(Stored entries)
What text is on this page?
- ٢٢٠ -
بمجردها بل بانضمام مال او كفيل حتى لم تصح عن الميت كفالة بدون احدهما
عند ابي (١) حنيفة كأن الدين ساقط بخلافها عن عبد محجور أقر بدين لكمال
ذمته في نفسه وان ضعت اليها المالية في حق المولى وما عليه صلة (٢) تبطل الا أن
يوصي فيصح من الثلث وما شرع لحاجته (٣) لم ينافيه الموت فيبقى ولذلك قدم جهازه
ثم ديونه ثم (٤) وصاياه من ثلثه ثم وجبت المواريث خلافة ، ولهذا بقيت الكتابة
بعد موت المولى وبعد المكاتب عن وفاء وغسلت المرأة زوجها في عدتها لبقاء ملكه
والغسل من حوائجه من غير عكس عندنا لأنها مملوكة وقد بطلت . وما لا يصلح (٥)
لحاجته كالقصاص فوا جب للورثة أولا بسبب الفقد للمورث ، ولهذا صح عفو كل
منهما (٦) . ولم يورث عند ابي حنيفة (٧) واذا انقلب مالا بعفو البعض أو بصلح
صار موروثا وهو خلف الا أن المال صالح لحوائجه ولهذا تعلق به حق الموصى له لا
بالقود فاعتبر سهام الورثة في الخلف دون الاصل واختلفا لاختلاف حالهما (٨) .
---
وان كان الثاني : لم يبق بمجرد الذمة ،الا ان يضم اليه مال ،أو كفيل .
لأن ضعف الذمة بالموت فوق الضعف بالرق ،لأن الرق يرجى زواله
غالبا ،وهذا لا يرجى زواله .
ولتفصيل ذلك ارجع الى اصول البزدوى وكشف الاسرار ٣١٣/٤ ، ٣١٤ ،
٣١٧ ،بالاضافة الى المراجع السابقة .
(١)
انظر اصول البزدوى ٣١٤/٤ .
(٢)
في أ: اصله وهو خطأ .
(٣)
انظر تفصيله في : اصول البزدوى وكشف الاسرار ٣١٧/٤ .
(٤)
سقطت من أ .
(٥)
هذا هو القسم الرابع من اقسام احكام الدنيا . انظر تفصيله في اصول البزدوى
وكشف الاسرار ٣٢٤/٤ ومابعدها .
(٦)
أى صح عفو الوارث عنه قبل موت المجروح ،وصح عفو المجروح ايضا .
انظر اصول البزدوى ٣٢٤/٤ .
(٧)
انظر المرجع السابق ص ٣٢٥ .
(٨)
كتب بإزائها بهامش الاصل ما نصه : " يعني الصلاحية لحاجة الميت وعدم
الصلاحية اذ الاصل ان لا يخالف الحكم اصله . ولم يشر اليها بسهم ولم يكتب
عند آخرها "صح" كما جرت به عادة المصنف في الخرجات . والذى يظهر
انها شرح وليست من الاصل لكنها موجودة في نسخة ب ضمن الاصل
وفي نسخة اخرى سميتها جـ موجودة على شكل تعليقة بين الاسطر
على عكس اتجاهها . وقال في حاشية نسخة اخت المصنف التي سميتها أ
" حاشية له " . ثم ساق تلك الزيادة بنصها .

## What is asked
Only the number should be given: how many lines of the data contain the word "حاشية"?

## Response to this task
2